Work to do ->
Show all lines from the data that include the word "heading".

Dataset entries:
[Start]

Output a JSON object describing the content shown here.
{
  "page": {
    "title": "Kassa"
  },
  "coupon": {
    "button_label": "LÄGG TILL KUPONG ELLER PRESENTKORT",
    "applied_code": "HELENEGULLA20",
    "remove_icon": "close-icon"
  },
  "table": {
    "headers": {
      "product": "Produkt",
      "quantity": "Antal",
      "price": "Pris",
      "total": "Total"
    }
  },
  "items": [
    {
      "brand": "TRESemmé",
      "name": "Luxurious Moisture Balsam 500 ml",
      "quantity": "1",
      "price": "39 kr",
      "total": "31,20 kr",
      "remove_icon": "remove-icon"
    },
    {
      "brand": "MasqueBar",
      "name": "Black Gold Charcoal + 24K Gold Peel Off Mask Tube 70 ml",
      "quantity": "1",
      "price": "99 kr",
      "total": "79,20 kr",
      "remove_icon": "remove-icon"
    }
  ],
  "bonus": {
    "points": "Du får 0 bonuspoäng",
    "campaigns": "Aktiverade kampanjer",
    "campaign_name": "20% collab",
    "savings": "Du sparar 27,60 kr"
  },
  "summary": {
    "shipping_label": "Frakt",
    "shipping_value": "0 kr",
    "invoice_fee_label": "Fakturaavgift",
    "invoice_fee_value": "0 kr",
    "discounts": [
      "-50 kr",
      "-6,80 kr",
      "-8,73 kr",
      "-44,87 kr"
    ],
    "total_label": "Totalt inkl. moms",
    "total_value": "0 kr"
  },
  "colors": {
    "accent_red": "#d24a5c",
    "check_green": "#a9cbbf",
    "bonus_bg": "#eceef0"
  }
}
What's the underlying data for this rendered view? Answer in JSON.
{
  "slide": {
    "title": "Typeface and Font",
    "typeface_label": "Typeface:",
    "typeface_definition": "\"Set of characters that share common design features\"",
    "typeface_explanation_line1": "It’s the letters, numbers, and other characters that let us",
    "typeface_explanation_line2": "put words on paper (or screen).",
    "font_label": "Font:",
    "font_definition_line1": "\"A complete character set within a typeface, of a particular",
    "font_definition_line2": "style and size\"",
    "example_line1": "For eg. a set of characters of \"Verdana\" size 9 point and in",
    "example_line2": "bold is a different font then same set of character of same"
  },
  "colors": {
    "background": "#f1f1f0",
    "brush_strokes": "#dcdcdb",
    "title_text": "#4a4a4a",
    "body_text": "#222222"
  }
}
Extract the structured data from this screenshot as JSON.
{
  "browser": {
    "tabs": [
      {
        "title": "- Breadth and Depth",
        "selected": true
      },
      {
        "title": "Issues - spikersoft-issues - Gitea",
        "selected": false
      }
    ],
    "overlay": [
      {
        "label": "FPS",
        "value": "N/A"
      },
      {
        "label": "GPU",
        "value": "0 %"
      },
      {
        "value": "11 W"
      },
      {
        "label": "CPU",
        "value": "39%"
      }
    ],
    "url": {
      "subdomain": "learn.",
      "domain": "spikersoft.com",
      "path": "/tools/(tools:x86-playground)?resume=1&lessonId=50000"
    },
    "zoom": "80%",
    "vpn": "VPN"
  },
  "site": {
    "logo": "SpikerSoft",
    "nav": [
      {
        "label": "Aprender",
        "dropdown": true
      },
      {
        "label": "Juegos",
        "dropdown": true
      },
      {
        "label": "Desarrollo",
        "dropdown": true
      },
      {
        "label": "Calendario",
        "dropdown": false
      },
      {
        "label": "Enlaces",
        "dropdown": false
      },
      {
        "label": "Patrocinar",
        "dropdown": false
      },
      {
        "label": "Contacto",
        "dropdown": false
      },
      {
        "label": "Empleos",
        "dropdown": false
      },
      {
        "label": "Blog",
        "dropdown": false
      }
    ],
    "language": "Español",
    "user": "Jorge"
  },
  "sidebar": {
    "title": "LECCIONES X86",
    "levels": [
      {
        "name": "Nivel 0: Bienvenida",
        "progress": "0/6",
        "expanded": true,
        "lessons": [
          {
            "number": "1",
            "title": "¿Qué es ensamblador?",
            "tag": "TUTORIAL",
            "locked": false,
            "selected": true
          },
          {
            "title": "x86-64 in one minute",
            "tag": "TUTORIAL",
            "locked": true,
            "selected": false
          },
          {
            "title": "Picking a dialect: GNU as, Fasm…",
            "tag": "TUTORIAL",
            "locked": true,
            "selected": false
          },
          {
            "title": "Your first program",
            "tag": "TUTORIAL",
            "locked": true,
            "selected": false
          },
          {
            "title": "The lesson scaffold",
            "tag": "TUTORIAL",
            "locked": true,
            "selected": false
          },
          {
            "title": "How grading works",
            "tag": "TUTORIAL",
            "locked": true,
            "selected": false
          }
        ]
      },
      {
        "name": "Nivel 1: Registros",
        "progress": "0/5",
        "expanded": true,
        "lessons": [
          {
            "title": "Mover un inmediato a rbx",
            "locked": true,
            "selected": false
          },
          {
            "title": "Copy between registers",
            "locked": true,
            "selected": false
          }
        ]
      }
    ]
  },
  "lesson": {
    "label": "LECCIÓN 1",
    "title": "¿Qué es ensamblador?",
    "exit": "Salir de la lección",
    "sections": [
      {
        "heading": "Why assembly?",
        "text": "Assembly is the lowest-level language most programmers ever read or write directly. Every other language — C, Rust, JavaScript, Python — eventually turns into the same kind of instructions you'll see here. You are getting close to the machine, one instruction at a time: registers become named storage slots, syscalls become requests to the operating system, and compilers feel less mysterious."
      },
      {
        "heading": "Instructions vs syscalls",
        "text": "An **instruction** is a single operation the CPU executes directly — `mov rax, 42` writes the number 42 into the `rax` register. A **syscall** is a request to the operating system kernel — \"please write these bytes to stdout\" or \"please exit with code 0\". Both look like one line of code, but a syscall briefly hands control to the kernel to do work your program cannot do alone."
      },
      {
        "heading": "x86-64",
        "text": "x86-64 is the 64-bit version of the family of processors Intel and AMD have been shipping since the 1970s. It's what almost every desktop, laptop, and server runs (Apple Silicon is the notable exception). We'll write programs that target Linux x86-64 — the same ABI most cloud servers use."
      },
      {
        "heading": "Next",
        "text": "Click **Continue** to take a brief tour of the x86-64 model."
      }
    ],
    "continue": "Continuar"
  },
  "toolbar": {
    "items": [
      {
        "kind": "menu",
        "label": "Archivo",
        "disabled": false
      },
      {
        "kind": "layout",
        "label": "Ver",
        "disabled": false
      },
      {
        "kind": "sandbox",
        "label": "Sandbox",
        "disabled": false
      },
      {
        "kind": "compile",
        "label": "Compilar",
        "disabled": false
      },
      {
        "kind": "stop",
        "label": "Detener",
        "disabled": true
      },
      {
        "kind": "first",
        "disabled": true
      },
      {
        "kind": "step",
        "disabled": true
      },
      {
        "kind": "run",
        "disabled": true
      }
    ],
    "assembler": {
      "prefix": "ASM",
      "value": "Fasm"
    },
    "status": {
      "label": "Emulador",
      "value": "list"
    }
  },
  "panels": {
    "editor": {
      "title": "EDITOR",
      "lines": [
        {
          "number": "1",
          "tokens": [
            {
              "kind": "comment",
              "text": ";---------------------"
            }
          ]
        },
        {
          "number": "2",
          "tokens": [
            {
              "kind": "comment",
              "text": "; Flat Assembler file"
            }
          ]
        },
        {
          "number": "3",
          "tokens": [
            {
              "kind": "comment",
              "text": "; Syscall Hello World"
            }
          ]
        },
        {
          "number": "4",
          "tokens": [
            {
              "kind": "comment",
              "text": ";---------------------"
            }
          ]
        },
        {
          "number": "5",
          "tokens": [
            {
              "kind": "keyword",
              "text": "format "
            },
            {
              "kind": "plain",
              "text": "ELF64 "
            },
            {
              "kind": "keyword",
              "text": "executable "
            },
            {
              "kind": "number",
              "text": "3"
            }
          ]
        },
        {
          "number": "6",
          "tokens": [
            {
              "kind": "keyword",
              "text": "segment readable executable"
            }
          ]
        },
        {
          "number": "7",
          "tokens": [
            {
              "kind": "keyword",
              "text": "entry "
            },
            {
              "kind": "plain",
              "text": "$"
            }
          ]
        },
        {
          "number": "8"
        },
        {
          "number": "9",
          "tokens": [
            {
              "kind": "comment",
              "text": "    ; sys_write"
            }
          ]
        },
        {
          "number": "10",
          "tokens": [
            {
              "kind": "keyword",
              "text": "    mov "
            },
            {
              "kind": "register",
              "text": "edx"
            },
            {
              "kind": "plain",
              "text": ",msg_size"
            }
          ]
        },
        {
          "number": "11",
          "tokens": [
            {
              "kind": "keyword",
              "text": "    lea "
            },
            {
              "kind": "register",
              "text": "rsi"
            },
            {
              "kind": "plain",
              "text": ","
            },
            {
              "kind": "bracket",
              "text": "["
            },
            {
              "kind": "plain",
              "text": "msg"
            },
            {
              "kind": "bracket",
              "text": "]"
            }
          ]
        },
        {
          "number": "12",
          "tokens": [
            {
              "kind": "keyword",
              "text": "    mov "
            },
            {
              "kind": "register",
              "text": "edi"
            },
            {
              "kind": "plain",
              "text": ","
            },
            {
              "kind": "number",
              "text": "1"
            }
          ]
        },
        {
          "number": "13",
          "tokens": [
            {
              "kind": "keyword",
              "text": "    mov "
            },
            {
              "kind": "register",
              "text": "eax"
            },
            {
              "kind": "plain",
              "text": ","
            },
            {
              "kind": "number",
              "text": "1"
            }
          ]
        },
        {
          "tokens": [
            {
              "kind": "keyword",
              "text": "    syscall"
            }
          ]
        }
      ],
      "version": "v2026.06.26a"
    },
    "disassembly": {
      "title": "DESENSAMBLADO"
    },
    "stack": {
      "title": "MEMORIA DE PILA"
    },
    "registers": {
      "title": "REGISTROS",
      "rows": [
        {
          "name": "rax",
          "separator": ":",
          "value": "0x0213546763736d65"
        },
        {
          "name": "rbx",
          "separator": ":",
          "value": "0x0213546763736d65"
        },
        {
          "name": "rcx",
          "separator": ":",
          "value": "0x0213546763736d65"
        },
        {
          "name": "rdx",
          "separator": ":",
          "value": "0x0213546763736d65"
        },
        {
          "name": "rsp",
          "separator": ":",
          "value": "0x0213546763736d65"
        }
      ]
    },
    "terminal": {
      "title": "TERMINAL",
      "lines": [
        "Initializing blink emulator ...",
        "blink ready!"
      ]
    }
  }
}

[End]

Result of this task ->
        "heading": "Why assembly?",
        "heading": "Instructions vs syscalls",
        "heading": "x86-64",
        "heading": "Next",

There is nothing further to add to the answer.